◆ Problem requirements: Give every entry again, word for word and in full.

◆ Data for the task:
==========
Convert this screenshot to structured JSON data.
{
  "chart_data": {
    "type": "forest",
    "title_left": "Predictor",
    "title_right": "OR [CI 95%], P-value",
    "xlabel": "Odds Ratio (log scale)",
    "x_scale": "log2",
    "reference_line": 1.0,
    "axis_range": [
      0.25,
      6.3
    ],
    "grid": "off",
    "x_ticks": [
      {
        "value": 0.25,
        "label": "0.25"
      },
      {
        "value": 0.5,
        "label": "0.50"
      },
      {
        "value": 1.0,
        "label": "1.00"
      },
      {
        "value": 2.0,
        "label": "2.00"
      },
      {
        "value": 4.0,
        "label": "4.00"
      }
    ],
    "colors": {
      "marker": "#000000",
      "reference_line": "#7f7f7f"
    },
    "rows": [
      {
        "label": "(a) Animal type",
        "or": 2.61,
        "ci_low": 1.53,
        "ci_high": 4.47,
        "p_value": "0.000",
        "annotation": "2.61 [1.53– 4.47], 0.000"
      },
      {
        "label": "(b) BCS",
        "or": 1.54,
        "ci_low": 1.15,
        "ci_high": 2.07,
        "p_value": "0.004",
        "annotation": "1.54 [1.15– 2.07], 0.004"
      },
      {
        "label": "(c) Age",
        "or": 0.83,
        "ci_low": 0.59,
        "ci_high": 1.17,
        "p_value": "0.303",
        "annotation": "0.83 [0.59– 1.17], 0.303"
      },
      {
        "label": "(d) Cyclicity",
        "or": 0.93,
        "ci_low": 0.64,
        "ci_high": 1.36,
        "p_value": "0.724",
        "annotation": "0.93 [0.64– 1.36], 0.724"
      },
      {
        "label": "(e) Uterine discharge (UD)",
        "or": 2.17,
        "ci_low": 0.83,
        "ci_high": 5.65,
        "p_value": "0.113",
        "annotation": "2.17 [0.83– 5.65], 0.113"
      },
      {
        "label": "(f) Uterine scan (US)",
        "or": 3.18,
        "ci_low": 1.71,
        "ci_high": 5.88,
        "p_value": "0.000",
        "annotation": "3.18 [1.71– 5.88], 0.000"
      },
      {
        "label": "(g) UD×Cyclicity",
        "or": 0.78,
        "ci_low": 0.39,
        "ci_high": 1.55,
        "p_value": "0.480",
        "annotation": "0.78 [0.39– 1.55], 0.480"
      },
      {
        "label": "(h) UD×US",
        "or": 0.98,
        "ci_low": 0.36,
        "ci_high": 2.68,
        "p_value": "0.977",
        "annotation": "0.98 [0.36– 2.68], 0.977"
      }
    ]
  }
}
==========
◆ Output of the exercise:
Convert this screenshot to structured JSON data.
{
  "chart_data": {
    "type": "forest",
    "title_left": "Predictor",
    "title_right": "OR [CI 95%], P-value",
    "xlabel": "Odds Ratio (log scale)",
    "x_scale": "log2",
    "reference_line": 1.0,
    "axis_range": [
      0.25,
      6.3
    ],
    "grid": "off",
    "x_ticks": [
      {
        "value": 0.25,
        "label": "0.25"
      },
      {
        "value": 0.5,
        "label": "0.50"
      },
      {
        "value": 1.0,
        "label": "1.00"
      },
      {
        "value": 2.0,
        "label": "2.00"
      },
      {
        "value": 4.0,
        "label": "4.00"
      }
    ],
    "colors": {
      "marker": "#000000",
      "reference_line": "#7f7f7f"
    },
    "rows": [
      {
        "label": "(a) Animal type",
        "or": 2.61,
        "ci_low": 1.53,
        "ci_high": 4.47,
        "p_value": "0.000",
        "annotation": "2.61 [1.53– 4.47], 0.000"
      },
      {
        "label": "(b) BCS",
        "or": 1.54,
        "ci_low": 1.15,
        "ci_high": 2.07,
        "p_value": "0.004",
        "annotation": "1.54 [1.15– 2.07], 0.004"
      },
      {
        "label": "(c) Age",
        "or": 0.83,
        "ci_low": 0.59,
        "ci_high": 1.17,
        "p_value": "0.303",
        "annotation": "0.83 [0.59– 1.17], 0.303"
      },
      {
        "label": "(d) Cyclicity",
        "or": 0.93,
        "ci_low": 0.64,
        "ci_high": 1.36,
        "p_value": "0.724",
        "annotation": "0.93 [0.64– 1.36], 0.724"
      },
      {
        "label": "(e) Uterine discharge (UD)",
        "or": 2.17,
        "ci_low": 0.83,
        "ci_high": 5.65,
        "p_value": "0.113",
        "annotation": "2.17 [0.83– 5.65], 0.113"
      },
      {
        "label": "(f) Uterine scan (US)",
        "or": 3.18,
        "ci_low": 1.71,
        "ci_high": 5.88,
        "p_value": "0.000",
        "annotation": "3.18 [1.71– 5.88], 0.000"
      },
      {
        "label": "(g) UD×Cyclicity",
        "or": 0.78,
        "ci_low": 0.39,
        "ci_high": 1.55,
        "p_value": "0.480",
        "annotation": "0.78 [0.39– 1.55], 0.480"
      },
      {
        "label": "(h) UD×US",
        "or": 0.98,
        "ci_low": 0.36,
        "ci_high": 2.68,
        "p_value": "0.977",
        "annotation": "0.98 [0.36– 2.68], 0.977"
      }
    ]
  }
}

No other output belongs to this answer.